Data excerpts
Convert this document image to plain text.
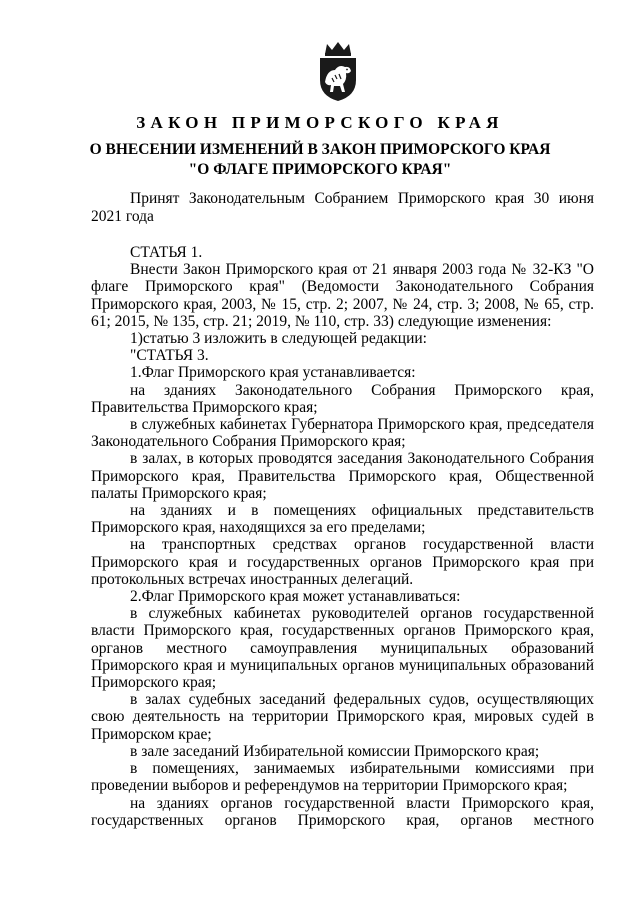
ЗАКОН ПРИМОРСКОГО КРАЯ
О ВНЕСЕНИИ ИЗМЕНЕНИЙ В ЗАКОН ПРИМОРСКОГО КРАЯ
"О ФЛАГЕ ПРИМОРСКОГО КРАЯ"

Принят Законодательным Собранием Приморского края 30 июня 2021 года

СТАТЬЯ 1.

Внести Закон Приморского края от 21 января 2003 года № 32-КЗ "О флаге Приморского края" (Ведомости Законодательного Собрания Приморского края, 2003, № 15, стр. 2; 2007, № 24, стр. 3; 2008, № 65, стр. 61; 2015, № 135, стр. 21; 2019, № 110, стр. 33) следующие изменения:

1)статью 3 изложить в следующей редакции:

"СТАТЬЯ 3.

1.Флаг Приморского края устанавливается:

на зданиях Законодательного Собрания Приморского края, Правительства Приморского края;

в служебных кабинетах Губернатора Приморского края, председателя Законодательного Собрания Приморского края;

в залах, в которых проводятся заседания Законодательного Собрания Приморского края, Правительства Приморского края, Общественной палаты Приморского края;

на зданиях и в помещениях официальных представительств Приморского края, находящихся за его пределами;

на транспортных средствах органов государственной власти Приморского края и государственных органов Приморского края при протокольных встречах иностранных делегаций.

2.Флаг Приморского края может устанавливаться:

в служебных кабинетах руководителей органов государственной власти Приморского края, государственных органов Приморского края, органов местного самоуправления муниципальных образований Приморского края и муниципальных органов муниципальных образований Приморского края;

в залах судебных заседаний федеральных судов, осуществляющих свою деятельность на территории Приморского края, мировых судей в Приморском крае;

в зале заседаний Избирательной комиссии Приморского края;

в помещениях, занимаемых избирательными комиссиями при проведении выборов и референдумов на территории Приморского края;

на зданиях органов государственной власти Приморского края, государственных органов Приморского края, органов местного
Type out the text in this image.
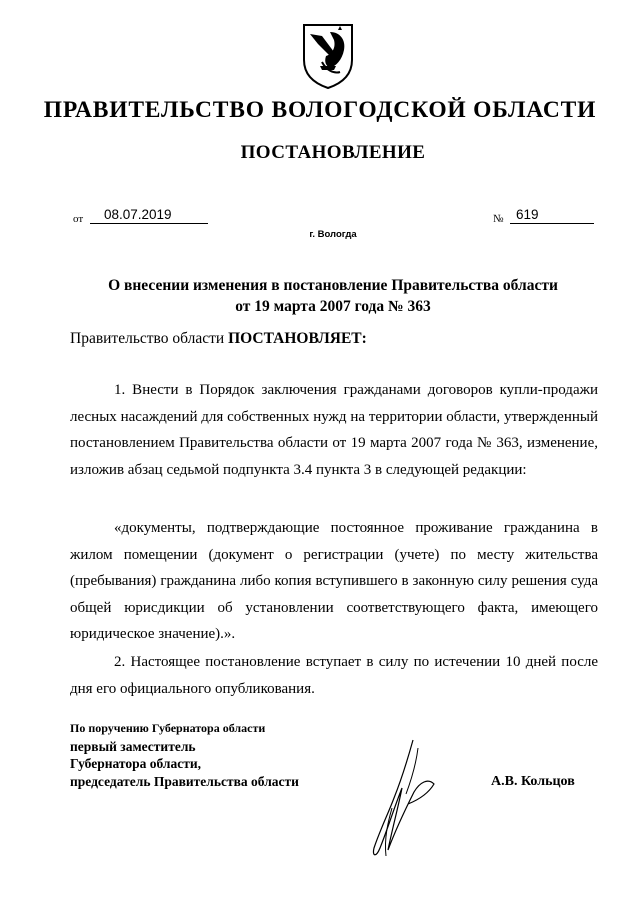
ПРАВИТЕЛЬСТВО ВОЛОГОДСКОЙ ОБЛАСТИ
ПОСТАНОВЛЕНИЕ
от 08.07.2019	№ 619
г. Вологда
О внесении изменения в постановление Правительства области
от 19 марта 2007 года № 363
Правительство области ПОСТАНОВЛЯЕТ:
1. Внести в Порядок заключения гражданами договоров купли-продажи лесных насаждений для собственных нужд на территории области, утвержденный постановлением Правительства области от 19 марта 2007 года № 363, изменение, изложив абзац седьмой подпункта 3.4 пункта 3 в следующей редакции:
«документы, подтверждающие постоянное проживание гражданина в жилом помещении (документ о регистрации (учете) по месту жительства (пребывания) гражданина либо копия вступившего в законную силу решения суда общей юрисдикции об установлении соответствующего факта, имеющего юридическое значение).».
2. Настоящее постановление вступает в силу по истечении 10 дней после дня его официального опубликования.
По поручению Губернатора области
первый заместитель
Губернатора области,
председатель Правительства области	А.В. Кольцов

■ Goal
Show every line in the records above that contains the word "государственных".

■ Worked solution
на транспортных средствах органов государственной власти Приморского края и государственных органов Приморского края при протокольных встречах иностранных делегаций.
в служебных кабинетах руководителей органов государственной власти Приморского края, государственных органов Приморского края, органов местного самоуправления муниципальных образований Приморского края и муниципальных органов муниципальных образований Приморского края;
на зданиях органов государственной власти Приморского края, государственных органов Приморского края, органов местного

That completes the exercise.